▸ **WORK REQUIRED**
Within the records below, find each line that holds the string "二氧化硫减排量", then copy it.

▸ **RAW DATA**
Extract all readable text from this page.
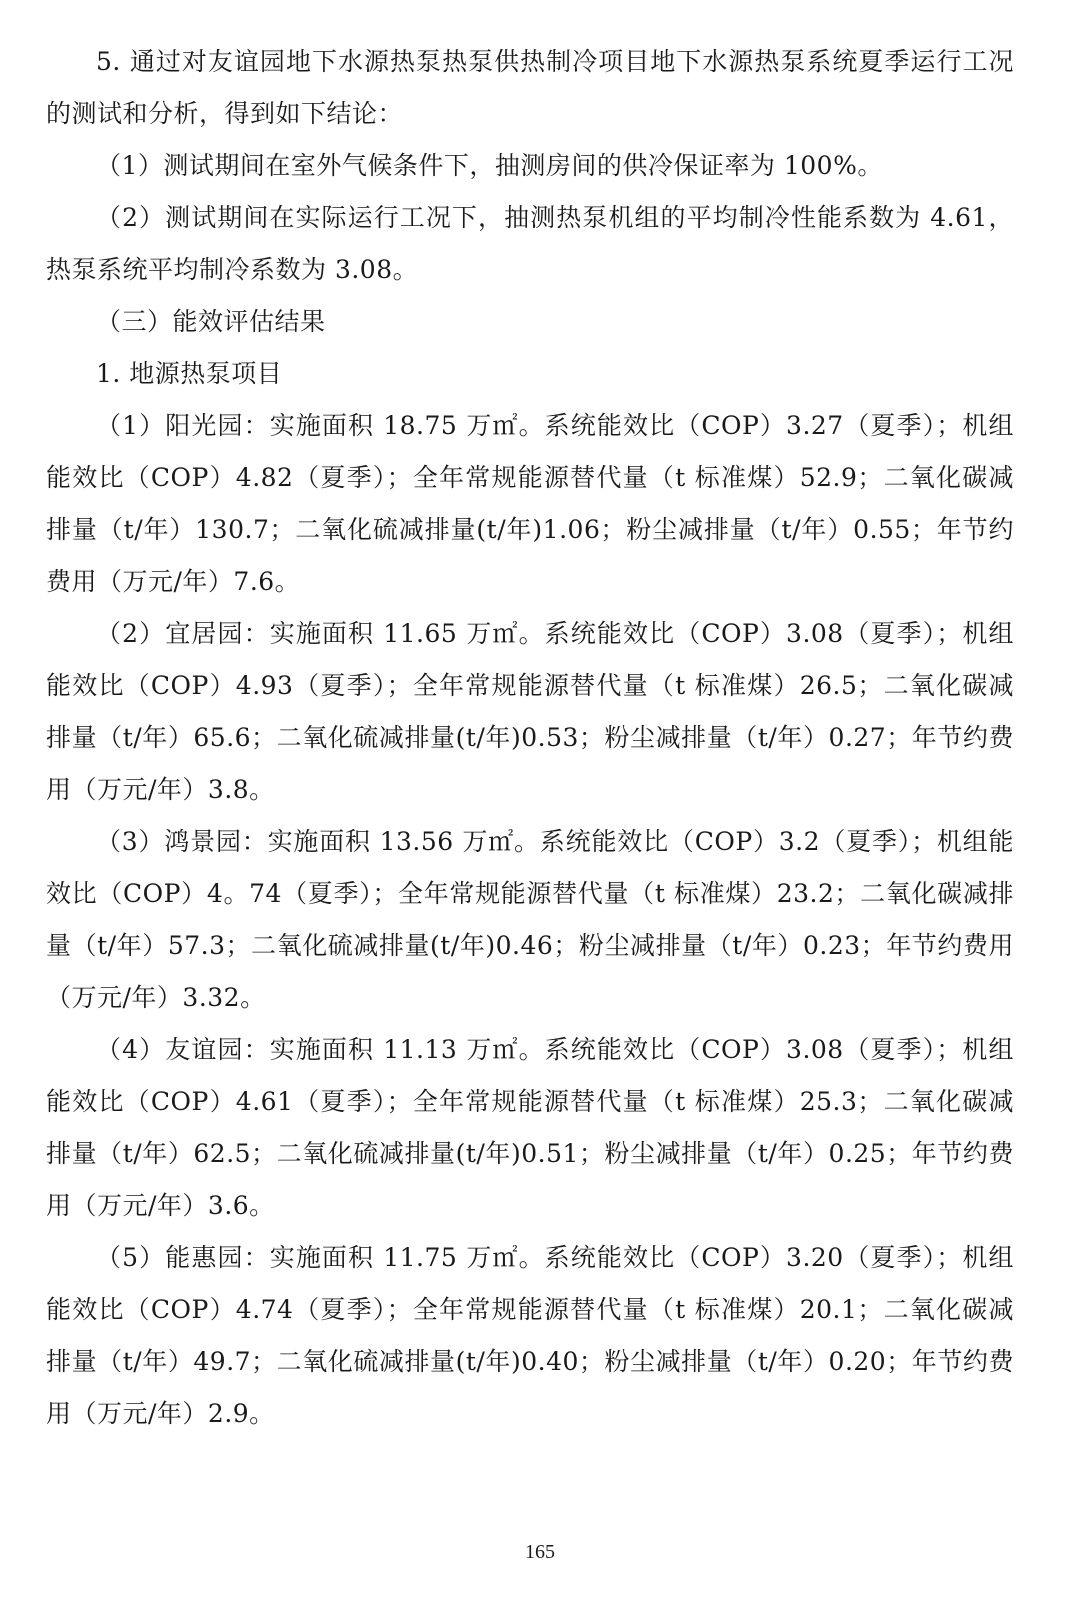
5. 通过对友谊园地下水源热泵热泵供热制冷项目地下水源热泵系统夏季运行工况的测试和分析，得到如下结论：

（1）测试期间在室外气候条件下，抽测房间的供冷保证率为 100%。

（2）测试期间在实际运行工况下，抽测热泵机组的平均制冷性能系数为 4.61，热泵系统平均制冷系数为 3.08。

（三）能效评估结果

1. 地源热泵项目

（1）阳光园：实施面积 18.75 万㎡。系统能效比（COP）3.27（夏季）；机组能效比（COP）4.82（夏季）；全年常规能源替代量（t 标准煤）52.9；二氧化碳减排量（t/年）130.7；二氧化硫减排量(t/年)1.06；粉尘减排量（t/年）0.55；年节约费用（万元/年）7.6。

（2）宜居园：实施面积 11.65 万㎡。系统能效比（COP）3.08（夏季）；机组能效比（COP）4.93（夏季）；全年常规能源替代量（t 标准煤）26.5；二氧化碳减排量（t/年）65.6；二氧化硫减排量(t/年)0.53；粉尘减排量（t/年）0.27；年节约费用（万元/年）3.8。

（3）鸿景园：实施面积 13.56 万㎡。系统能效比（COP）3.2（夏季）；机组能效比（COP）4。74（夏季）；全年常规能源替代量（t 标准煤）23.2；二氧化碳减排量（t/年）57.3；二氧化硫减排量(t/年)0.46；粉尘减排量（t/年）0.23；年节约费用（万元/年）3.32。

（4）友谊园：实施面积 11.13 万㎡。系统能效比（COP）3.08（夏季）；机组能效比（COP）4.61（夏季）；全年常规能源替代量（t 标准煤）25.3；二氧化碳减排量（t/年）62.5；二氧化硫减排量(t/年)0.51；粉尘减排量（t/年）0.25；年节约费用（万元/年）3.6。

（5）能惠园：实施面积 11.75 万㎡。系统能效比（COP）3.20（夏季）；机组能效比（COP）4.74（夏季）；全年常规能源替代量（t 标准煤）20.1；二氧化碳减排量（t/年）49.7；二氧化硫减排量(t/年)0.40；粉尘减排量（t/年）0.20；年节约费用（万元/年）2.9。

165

▸ **CORRECT OUTPUT**
（1）阳光园：实施面积 18.75 万㎡。系统能效比（COP）3.27（夏季）；机组能效比（COP）4.82（夏季）；全年常规能源替代量（t 标准煤）52.9；二氧化碳减排量（t/年）130.7；二氧化硫减排量(t/年)1.06；粉尘减排量（t/年）0.55；年节约费用（万元/年）7.6。
（2）宜居园：实施面积 11.65 万㎡。系统能效比（COP）3.08（夏季）；机组能效比（COP）4.93（夏季）；全年常规能源替代量（t 标准煤）26.5；二氧化碳减排量（t/年）65.6；二氧化硫减排量(t/年)0.53；粉尘减排量（t/年）0.27；年节约费用（万元/年）3.8。
（3）鸿景园：实施面积 13.56 万㎡。系统能效比（COP）3.2（夏季）；机组能效比（COP）4。74（夏季）；全年常规能源替代量（t 标准煤）23.2；二氧化碳减排量（t/年）57.3；二氧化硫减排量(t/年)0.46；粉尘减排量（t/年）0.23；年节约费用（万元/年）3.32。
（4）友谊园：实施面积 11.13 万㎡。系统能效比（COP）3.08（夏季）；机组能效比（COP）4.61（夏季）；全年常规能源替代量（t 标准煤）25.3；二氧化碳减排量（t/年）62.5；二氧化硫减排量(t/年)0.51；粉尘减排量（t/年）0.25；年节约费用（万元/年）3.6。
（5）能惠园：实施面积 11.75 万㎡。系统能效比（COP）3.20（夏季）；机组能效比（COP）4.74（夏季）；全年常规能源替代量（t 标准煤）20.1；二氧化碳减排量（t/年）49.7；二氧化硫减排量(t/年)0.40；粉尘减排量（t/年）0.20；年节约费用（万元/年）2.9。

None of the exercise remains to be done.